* Task inputs
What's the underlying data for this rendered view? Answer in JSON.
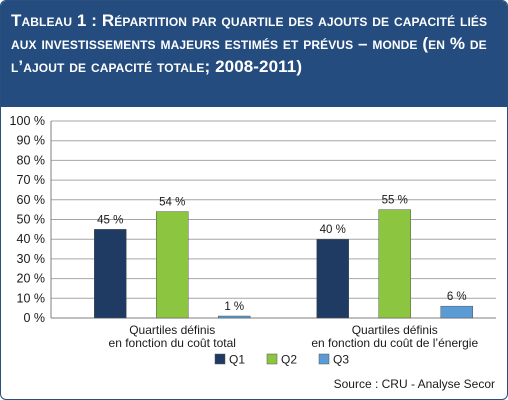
{
  "title": {
    "lead": "Tableau 1 :",
    "text": "Répartition par quartile des ajouts de capacité liés aux investissements majeurs estimés et prévus – monde (en % de l’ajout de capacité totale; 2008-2011)"
  },
  "source": "Source : CRU - Analyse Secor",
  "colors": {
    "header": "#254c7f",
    "Q1": "#1f3b63",
    "Q2": "#8cc540",
    "Q3": "#5b9bd5"
  },
  "chart_data": {
    "type": "bar",
    "categories": [
      [
        "Quartiles définis",
        "en fonction du coût total"
      ],
      [
        "Quartiles définis",
        "en fonction du coût de l’énergie"
      ]
    ],
    "series": [
      {
        "name": "Q1",
        "values": [
          45,
          40
        ],
        "labels": [
          "45 %",
          "40 %"
        ]
      },
      {
        "name": "Q2",
        "values": [
          54,
          55
        ],
        "labels": [
          "54 %",
          "55 %"
        ]
      },
      {
        "name": "Q3",
        "values": [
          1,
          6
        ],
        "labels": [
          "1 %",
          "6 %"
        ]
      }
    ],
    "ylim": [
      0,
      100
    ],
    "yticks": [
      "0 %",
      "10 %",
      "20 %",
      "30 %",
      "40 %",
      "50 %",
      "60 %",
      "70 %",
      "80 %",
      "90 %",
      "100 %"
    ],
    "grid": true,
    "legend": "bottom"
  }
}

* Challenge
All of the data above should be transcribed verbatim, with pictures omitted.

* Solved exercise
What's the underlying data for this rendered view? Answer in JSON.
{
  "title": {
    "lead": "Tableau 1 :",
    "text": "Répartition par quartile des ajouts de capacité liés aux investissements majeurs estimés et prévus – monde (en % de l’ajout de capacité totale; 2008-2011)"
  },
  "source": "Source : CRU - Analyse Secor",
  "colors": {
    "header": "#254c7f",
    "Q1": "#1f3b63",
    "Q2": "#8cc540",
    "Q3": "#5b9bd5"
  },
  "chart_data": {
    "type": "bar",
    "categories": [
      [
        "Quartiles définis",
        "en fonction du coût total"
      ],
      [
        "Quartiles définis",
        "en fonction du coût de l’énergie"
      ]
    ],
    "series": [
      {
        "name": "Q1",
        "values": [
          45,
          40
        ],
        "labels": [
          "45 %",
          "40 %"
        ]
      },
      {
        "name": "Q2",
        "values": [
          54,
          55
        ],
        "labels": [
          "54 %",
          "55 %"
        ]
      },
      {
        "name": "Q3",
        "values": [
          1,
          6
        ],
        "labels": [
          "1 %",
          "6 %"
        ]
      }
    ],
    "ylim": [
      0,
      100
    ],
    "yticks": [
      "0 %",
      "10 %",
      "20 %",
      "30 %",
      "40 %",
      "50 %",
      "60 %",
      "70 %",
      "80 %",
      "90 %",
      "100 %"
    ],
    "grid": true,
    "legend": "bottom"
  }
}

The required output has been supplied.